◆ **Task details**:
Identify every line in the records below that contains the word "blinks", and reproduce each one.

◆ **Dataset content**:
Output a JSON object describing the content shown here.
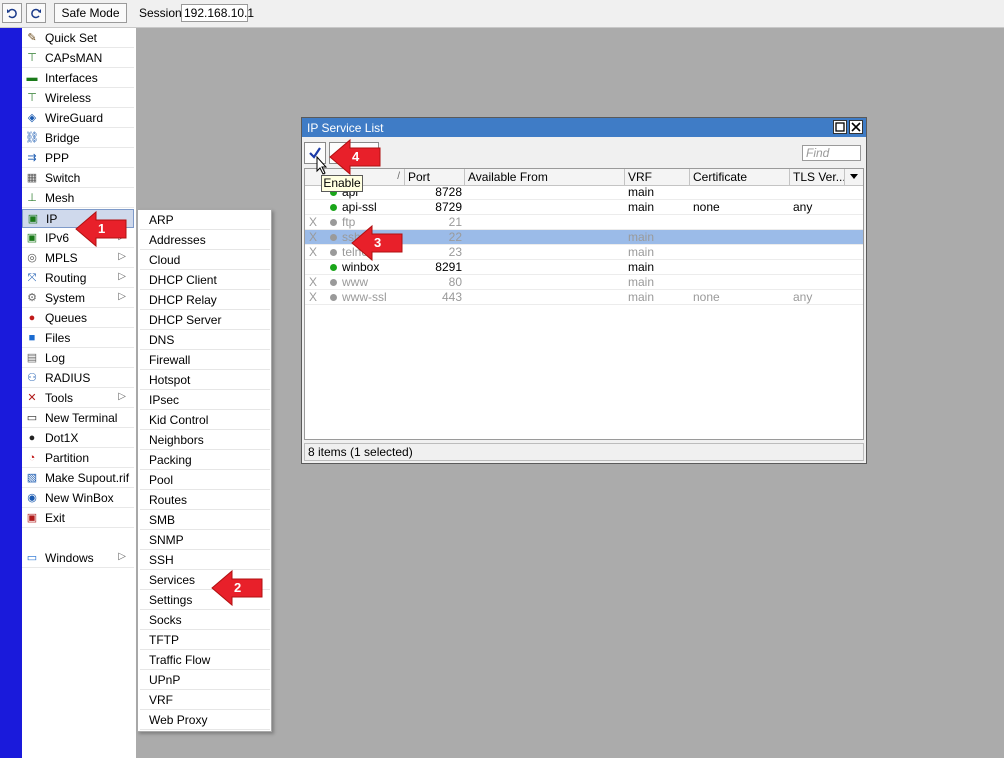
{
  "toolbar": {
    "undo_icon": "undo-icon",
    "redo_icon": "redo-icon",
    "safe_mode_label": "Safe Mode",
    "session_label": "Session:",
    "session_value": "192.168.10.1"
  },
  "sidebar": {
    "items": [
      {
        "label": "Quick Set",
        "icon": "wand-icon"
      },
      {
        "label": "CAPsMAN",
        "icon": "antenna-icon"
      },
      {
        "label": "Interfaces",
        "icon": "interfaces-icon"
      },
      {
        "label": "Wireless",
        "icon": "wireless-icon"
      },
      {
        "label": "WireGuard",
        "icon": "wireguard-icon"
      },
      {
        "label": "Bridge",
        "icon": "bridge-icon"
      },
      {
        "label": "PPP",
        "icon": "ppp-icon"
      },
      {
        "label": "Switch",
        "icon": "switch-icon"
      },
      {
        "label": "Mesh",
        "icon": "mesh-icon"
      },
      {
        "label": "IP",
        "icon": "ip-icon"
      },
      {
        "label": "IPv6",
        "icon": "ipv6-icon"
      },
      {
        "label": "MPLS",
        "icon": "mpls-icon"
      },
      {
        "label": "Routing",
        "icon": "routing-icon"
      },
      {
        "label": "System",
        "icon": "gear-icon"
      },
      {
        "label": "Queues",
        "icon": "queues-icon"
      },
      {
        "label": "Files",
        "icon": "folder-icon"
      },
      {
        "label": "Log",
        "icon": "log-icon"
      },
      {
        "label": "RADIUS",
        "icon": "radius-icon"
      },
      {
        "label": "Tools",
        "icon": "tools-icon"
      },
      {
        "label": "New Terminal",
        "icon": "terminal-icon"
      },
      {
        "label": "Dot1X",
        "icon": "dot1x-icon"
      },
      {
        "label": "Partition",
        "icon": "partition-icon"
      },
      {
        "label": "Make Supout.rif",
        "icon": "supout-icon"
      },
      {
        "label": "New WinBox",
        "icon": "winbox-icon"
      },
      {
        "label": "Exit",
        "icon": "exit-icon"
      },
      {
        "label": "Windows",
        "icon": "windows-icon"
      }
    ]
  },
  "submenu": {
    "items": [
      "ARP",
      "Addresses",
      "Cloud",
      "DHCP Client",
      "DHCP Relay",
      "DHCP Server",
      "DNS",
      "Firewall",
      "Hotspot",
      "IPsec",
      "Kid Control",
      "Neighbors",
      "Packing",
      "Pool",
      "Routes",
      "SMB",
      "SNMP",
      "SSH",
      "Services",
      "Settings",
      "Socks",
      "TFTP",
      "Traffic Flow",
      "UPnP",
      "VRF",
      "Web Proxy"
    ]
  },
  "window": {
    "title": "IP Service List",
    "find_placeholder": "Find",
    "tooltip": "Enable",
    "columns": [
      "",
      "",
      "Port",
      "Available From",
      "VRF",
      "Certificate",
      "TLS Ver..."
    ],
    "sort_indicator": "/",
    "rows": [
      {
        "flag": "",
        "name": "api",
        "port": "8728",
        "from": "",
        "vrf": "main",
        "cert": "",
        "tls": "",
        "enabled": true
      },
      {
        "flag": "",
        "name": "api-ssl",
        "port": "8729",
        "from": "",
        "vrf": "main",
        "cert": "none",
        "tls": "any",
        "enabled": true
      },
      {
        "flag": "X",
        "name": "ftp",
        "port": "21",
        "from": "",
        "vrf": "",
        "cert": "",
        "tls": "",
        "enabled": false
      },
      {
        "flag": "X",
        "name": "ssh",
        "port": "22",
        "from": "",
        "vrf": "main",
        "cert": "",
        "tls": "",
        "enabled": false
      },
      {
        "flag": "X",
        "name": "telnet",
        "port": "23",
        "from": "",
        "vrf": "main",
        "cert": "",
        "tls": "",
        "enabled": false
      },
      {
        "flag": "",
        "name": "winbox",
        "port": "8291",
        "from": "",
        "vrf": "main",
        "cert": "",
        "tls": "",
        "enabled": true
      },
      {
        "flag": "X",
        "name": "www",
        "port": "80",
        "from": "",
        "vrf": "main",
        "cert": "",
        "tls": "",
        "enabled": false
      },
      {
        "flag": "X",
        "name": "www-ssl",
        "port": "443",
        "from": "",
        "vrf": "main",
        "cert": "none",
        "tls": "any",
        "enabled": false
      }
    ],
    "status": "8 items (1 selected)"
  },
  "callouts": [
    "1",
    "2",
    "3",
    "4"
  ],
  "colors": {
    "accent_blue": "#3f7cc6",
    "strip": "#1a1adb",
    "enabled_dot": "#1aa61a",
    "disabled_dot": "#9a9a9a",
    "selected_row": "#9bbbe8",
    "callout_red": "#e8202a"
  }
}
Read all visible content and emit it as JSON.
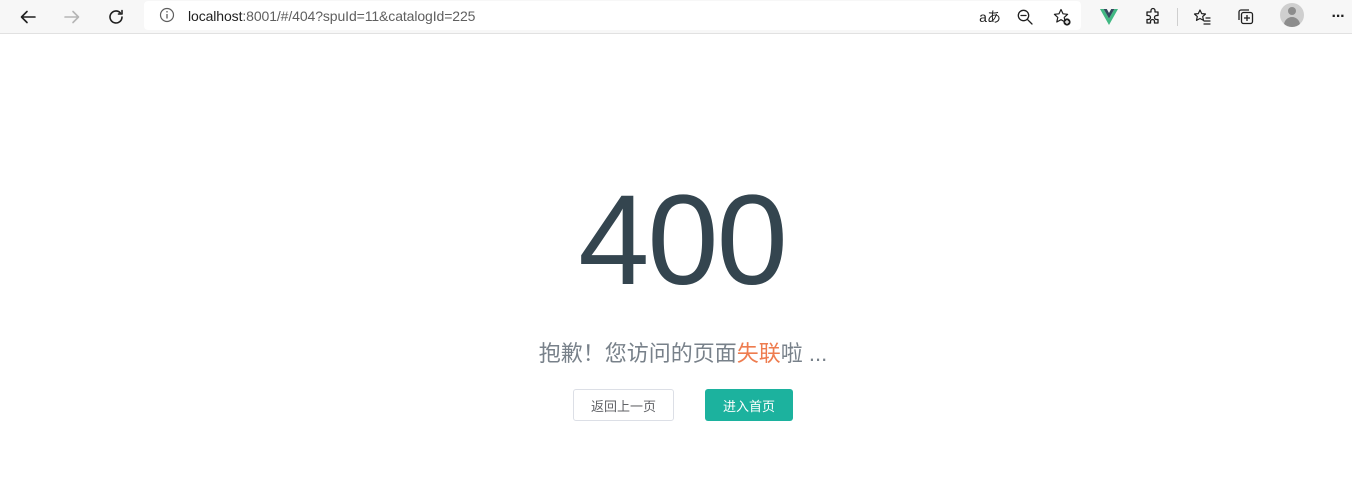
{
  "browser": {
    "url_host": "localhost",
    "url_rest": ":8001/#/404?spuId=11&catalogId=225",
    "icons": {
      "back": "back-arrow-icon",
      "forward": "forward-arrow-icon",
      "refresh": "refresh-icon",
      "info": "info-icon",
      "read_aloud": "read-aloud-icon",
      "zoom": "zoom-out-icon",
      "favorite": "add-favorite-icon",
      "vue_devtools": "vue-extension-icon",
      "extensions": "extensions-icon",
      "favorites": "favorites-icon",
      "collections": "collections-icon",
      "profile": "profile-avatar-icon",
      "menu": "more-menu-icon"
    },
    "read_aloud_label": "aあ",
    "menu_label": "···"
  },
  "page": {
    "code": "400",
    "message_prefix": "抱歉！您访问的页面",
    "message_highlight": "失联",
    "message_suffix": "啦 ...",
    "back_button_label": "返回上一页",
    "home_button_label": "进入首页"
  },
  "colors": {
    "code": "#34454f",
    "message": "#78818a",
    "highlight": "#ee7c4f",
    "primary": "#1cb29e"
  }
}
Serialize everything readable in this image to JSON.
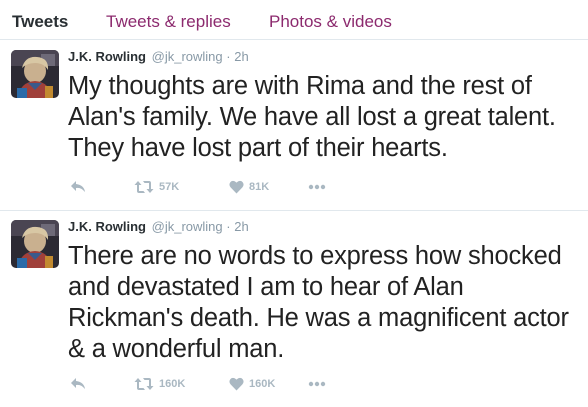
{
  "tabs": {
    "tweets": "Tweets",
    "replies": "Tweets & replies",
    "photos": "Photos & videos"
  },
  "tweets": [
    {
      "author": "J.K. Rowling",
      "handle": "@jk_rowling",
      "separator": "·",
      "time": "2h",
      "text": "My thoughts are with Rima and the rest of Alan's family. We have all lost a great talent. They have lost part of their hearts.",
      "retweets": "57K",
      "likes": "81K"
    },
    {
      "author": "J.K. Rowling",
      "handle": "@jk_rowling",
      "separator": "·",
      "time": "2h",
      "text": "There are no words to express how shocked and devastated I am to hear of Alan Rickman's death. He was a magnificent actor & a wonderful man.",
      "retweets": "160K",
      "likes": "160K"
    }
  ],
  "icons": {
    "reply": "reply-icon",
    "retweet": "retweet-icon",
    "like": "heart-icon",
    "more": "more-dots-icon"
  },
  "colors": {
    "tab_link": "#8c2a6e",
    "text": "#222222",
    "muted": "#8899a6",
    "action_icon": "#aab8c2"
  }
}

---

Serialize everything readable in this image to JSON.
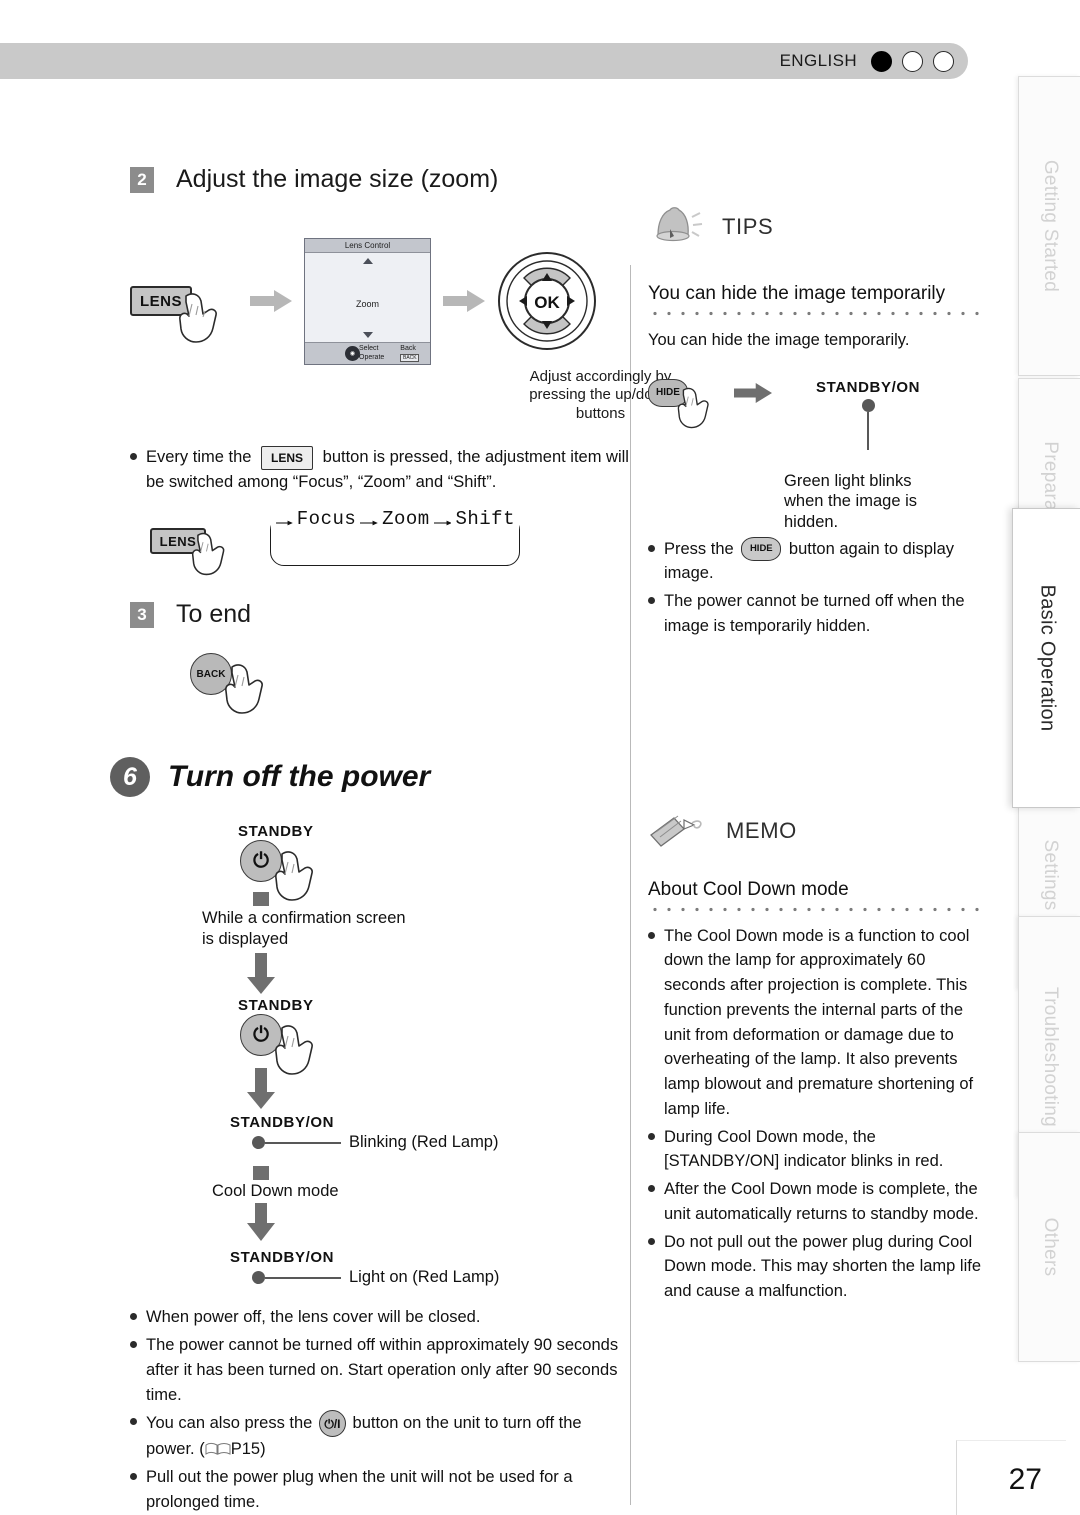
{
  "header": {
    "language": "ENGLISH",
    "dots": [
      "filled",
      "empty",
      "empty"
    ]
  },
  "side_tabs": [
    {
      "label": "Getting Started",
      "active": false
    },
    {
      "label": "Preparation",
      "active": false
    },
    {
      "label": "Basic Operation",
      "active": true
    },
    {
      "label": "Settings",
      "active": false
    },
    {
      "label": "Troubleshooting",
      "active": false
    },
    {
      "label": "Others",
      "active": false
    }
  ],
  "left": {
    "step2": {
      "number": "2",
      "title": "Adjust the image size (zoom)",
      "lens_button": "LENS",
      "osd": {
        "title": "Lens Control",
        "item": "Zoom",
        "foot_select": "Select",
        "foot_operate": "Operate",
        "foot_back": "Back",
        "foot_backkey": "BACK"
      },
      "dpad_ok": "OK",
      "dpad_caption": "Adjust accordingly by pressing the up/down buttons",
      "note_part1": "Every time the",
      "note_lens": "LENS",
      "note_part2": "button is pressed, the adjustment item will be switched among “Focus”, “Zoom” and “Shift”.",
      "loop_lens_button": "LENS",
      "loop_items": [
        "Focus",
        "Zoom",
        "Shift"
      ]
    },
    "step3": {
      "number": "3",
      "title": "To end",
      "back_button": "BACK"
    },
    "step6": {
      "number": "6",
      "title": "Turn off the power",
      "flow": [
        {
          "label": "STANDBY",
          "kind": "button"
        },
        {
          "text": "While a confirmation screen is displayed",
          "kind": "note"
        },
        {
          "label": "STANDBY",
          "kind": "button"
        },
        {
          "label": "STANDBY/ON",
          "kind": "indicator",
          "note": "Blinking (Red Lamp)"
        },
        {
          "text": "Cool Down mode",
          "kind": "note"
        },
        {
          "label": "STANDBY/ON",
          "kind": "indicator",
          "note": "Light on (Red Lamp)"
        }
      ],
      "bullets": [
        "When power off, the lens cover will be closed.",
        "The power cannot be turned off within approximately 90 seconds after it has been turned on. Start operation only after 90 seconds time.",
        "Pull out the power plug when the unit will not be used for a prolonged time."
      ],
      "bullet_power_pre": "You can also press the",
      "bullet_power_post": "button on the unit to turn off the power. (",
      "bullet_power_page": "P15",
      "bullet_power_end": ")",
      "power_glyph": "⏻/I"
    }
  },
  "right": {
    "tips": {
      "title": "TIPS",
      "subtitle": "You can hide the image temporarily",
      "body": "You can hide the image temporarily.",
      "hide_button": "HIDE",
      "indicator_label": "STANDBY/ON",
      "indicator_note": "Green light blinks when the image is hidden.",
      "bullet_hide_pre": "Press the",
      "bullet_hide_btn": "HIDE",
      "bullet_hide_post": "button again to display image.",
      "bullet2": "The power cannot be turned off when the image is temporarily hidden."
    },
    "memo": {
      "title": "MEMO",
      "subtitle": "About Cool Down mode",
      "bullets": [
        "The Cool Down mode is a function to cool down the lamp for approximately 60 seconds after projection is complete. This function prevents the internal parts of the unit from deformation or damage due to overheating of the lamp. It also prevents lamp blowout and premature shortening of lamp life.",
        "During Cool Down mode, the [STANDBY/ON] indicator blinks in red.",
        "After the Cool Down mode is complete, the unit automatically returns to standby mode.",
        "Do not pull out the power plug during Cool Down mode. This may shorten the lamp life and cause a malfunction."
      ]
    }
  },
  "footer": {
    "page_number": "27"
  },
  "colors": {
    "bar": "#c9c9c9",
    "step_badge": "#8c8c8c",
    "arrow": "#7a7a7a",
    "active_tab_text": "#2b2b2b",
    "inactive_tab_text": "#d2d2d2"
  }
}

◆ **Task response**:
      "indicator_note": "Green light blinks when the image is hidden.",
        "During Cool Down mode, the [STANDBY/ON] indicator blinks in red.",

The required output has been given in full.